▸ **Input**:
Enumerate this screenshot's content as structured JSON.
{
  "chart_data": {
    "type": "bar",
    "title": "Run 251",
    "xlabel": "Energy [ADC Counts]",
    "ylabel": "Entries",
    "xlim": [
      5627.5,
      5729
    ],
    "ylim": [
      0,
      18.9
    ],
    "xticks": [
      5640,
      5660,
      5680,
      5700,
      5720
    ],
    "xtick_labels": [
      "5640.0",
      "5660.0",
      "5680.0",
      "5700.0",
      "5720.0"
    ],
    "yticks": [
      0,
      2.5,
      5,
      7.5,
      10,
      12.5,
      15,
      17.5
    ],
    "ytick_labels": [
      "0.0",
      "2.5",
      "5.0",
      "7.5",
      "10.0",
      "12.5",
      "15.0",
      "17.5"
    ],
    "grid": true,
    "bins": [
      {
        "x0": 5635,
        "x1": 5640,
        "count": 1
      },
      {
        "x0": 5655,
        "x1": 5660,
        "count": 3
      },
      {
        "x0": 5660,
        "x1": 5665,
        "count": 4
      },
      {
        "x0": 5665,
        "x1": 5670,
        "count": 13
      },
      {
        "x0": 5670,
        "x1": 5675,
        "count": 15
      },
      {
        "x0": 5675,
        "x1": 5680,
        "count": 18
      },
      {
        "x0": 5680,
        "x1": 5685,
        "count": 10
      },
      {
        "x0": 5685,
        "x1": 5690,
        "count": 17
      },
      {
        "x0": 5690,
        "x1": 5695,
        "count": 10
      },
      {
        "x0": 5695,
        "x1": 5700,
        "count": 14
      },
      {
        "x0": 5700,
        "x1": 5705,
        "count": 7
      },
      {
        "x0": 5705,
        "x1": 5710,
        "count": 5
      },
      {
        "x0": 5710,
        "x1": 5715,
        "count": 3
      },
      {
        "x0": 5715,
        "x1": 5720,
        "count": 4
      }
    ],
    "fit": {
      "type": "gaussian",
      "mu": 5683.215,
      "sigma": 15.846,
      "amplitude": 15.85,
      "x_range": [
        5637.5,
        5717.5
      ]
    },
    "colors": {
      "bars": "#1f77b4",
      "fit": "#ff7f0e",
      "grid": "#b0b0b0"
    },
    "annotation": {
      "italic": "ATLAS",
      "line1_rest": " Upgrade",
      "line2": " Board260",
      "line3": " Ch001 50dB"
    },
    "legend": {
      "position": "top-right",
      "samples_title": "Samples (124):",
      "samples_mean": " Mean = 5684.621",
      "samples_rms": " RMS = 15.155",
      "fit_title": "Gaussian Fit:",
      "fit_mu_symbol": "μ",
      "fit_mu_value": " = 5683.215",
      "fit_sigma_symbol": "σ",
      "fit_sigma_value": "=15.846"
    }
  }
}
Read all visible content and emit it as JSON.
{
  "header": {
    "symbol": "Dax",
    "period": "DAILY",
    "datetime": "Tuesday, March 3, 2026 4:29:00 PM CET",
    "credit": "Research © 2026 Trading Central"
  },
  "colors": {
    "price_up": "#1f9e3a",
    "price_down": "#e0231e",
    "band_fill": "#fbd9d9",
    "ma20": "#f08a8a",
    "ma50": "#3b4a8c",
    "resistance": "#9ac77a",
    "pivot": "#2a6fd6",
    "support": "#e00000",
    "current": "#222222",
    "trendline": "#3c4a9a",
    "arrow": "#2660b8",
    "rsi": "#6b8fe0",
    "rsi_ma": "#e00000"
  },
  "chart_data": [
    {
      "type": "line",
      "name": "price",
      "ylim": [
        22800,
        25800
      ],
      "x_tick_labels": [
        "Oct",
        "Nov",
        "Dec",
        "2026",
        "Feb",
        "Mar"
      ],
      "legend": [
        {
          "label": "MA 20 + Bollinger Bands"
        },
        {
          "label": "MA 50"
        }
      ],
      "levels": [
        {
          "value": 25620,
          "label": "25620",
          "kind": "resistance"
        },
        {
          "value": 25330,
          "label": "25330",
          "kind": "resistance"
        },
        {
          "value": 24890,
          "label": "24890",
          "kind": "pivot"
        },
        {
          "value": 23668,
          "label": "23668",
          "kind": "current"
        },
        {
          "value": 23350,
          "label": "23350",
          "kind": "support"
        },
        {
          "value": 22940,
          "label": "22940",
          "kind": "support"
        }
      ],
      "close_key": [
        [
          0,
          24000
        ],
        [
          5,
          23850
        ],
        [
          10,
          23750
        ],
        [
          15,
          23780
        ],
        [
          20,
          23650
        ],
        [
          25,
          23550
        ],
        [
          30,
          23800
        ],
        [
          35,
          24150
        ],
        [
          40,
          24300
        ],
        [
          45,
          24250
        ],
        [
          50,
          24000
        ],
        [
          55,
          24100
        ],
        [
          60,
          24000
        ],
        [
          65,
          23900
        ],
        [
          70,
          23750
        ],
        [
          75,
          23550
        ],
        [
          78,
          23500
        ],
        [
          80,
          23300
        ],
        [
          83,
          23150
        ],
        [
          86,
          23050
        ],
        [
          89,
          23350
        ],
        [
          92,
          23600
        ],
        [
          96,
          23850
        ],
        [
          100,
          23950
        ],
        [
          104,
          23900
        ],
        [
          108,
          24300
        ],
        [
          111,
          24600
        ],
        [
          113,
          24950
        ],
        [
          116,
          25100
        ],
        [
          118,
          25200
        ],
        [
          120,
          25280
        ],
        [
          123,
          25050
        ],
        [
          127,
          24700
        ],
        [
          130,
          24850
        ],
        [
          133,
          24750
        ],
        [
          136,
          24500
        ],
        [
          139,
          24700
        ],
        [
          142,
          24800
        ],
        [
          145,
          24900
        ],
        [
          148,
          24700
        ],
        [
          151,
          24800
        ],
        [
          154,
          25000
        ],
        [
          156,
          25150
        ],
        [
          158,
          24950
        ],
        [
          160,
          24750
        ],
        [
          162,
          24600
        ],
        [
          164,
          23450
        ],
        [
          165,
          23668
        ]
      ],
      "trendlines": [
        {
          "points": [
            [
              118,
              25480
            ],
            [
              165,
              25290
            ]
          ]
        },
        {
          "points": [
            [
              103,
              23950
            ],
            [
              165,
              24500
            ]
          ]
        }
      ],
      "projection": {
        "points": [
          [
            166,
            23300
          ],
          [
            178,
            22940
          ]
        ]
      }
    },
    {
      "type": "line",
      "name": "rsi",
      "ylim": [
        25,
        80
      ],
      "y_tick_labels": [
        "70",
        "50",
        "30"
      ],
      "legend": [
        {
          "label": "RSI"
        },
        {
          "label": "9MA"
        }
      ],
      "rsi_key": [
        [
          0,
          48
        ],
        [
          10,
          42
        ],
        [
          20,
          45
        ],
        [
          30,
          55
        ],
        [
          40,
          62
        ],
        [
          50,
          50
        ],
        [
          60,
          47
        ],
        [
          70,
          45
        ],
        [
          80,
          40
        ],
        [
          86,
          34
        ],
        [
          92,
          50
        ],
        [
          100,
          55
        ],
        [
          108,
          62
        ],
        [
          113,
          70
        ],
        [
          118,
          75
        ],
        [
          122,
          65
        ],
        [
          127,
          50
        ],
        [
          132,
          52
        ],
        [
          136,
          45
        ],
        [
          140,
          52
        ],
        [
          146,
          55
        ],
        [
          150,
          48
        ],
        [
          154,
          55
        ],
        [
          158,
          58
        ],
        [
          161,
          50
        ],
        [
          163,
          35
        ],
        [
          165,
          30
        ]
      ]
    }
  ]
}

▸ **Exercise prompt**: Copy out all of the lines above exactly.

▸ **Answer**:
Enumerate this screenshot's content as structured JSON.
{
  "chart_data": {
    "type": "bar",
    "title": "Run 251",
    "xlabel": "Energy [ADC Counts]",
    "ylabel": "Entries",
    "xlim": [
      5627.5,
      5729
    ],
    "ylim": [
      0,
      18.9
    ],
    "xticks": [
      5640,
      5660,
      5680,
      5700,
      5720
    ],
    "xtick_labels": [
      "5640.0",
      "5660.0",
      "5680.0",
      "5700.0",
      "5720.0"
    ],
    "yticks": [
      0,
      2.5,
      5,
      7.5,
      10,
      12.5,
      15,
      17.5
    ],
    "ytick_labels": [
      "0.0",
      "2.5",
      "5.0",
      "7.5",
      "10.0",
      "12.5",
      "15.0",
      "17.5"
    ],
    "grid": true,
    "bins": [
      {
        "x0": 5635,
        "x1": 5640,
        "count": 1
      },
      {
        "x0": 5655,
        "x1": 5660,
        "count": 3
      },
      {
        "x0": 5660,
        "x1": 5665,
        "count": 4
      },
      {
        "x0": 5665,
        "x1": 5670,
        "count": 13
      },
      {
        "x0": 5670,
        "x1": 5675,
        "count": 15
      },
      {
        "x0": 5675,
        "x1": 5680,
        "count": 18
      },
      {
        "x0": 5680,
        "x1": 5685,
        "count": 10
      },
      {
        "x0": 5685,
        "x1": 5690,
        "count": 17
      },
      {
        "x0": 5690,
        "x1": 5695,
        "count": 10
      },
      {
        "x0": 5695,
        "x1": 5700,
        "count": 14
      },
      {
        "x0": 5700,
        "x1": 5705,
        "count": 7
      },
      {
        "x0": 5705,
        "x1": 5710,
        "count": 5
      },
      {
        "x0": 5710,
        "x1": 5715,
        "count": 3
      },
      {
        "x0": 5715,
        "x1": 5720,
        "count": 4
      }
    ],
    "fit": {
      "type": "gaussian",
      "mu": 5683.215,
      "sigma": 15.846,
      "amplitude": 15.85,
      "x_range": [
        5637.5,
        5717.5
      ]
    },
    "colors": {
      "bars": "#1f77b4",
      "fit": "#ff7f0e",
      "grid": "#b0b0b0"
    },
    "annotation": {
      "italic": "ATLAS",
      "line1_rest": " Upgrade",
      "line2": " Board260",
      "line3": " Ch001 50dB"
    },
    "legend": {
      "position": "top-right",
      "samples_title": "Samples (124):",
      "samples_mean": " Mean = 5684.621",
      "samples_rms": " RMS = 15.155",
      "fit_title": "Gaussian Fit:",
      "fit_mu_symbol": "μ",
      "fit_mu_value": " = 5683.215",
      "fit_sigma_symbol": "σ",
      "fit_sigma_value": "=15.846"
    }
  }
}
Read all visible content and emit it as JSON.
{
  "header": {
    "symbol": "Dax",
    "period": "DAILY",
    "datetime": "Tuesday, March 3, 2026 4:29:00 PM CET",
    "credit": "Research © 2026 Trading Central"
  },
  "colors": {
    "price_up": "#1f9e3a",
    "price_down": "#e0231e",
    "band_fill": "#fbd9d9",
    "ma20": "#f08a8a",
    "ma50": "#3b4a8c",
    "resistance": "#9ac77a",
    "pivot": "#2a6fd6",
    "support": "#e00000",
    "current": "#222222",
    "trendline": "#3c4a9a",
    "arrow": "#2660b8",
    "rsi": "#6b8fe0",
    "rsi_ma": "#e00000"
  },
  "chart_data": [
    {
      "type": "line",
      "name": "price",
      "ylim": [
        22800,
        25800
      ],
      "x_tick_labels": [
        "Oct",
        "Nov",
        "Dec",
        "2026",
        "Feb",
        "Mar"
      ],
      "legend": [
        {
          "label": "MA 20 + Bollinger Bands"
        },
        {
          "label": "MA 50"
        }
      ],
      "levels": [
        {
          "value": 25620,
          "label": "25620",
          "kind": "resistance"
        },
        {
          "value": 25330,
          "label": "25330",
          "kind": "resistance"
        },
        {
          "value": 24890,
          "label": "24890",
          "kind": "pivot"
        },
        {
          "value": 23668,
          "label": "23668",
          "kind": "current"
        },
        {
          "value": 23350,
          "label": "23350",
          "kind": "support"
        },
        {
          "value": 22940,
          "label": "22940",
          "kind": "support"
        }
      ],
      "close_key": [
        [
          0,
          24000
        ],
        [
          5,
          23850
        ],
        [
          10,
          23750
        ],
        [
          15,
          23780
        ],
        [
          20,
          23650
        ],
        [
          25,
          23550
        ],
        [
          30,
          23800
        ],
        [
          35,
          24150
        ],
        [
          40,
          24300
        ],
        [
          45,
          24250
        ],
        [
          50,
          24000
        ],
        [
          55,
          24100
        ],
        [
          60,
          24000
        ],
        [
          65,
          23900
        ],
        [
          70,
          23750
        ],
        [
          75,
          23550
        ],
        [
          78,
          23500
        ],
        [
          80,
          23300
        ],
        [
          83,
          23150
        ],
        [
          86,
          23050
        ],
        [
          89,
          23350
        ],
        [
          92,
          23600
        ],
        [
          96,
          23850
        ],
        [
          100,
          23950
        ],
        [
          104,
          23900
        ],
        [
          108,
          24300
        ],
        [
          111,
          24600
        ],
        [
          113,
          24950
        ],
        [
          116,
          25100
        ],
        [
          118,
          25200
        ],
        [
          120,
          25280
        ],
        [
          123,
          25050
        ],
        [
          127,
          24700
        ],
        [
          130,
          24850
        ],
        [
          133,
          24750
        ],
        [
          136,
          24500
        ],
        [
          139,
          24700
        ],
        [
          142,
          24800
        ],
        [
          145,
          24900
        ],
        [
          148,
          24700
        ],
        [
          151,
          24800
        ],
        [
          154,
          25000
        ],
        [
          156,
          25150
        ],
        [
          158,
          24950
        ],
        [
          160,
          24750
        ],
        [
          162,
          24600
        ],
        [
          164,
          23450
        ],
        [
          165,
          23668
        ]
      ],
      "trendlines": [
        {
          "points": [
            [
              118,
              25480
            ],
            [
              165,
              25290
            ]
          ]
        },
        {
          "points": [
            [
              103,
              23950
            ],
            [
              165,
              24500
            ]
          ]
        }
      ],
      "projection": {
        "points": [
          [
            166,
            23300
          ],
          [
            178,
            22940
          ]
        ]
      }
    },
    {
      "type": "line",
      "name": "rsi",
      "ylim": [
        25,
        80
      ],
      "y_tick_labels": [
        "70",
        "50",
        "30"
      ],
      "legend": [
        {
          "label": "RSI"
        },
        {
          "label": "9MA"
        }
      ],
      "rsi_key": [
        [
          0,
          48
        ],
        [
          10,
          42
        ],
        [
          20,
          45
        ],
        [
          30,
          55
        ],
        [
          40,
          62
        ],
        [
          50,
          50
        ],
        [
          60,
          47
        ],
        [
          70,
          45
        ],
        [
          80,
          40
        ],
        [
          86,
          34
        ],
        [
          92,
          50
        ],
        [
          100,
          55
        ],
        [
          108,
          62
        ],
        [
          113,
          70
        ],
        [
          118,
          75
        ],
        [
          122,
          65
        ],
        [
          127,
          50
        ],
        [
          132,
          52
        ],
        [
          136,
          45
        ],
        [
          140,
          52
        ],
        [
          146,
          55
        ],
        [
          150,
          48
        ],
        [
          154,
          55
        ],
        [
          158,
          58
        ],
        [
          161,
          50
        ],
        [
          163,
          35
        ],
        [
          165,
          30
        ]
      ]
    }
  ]
}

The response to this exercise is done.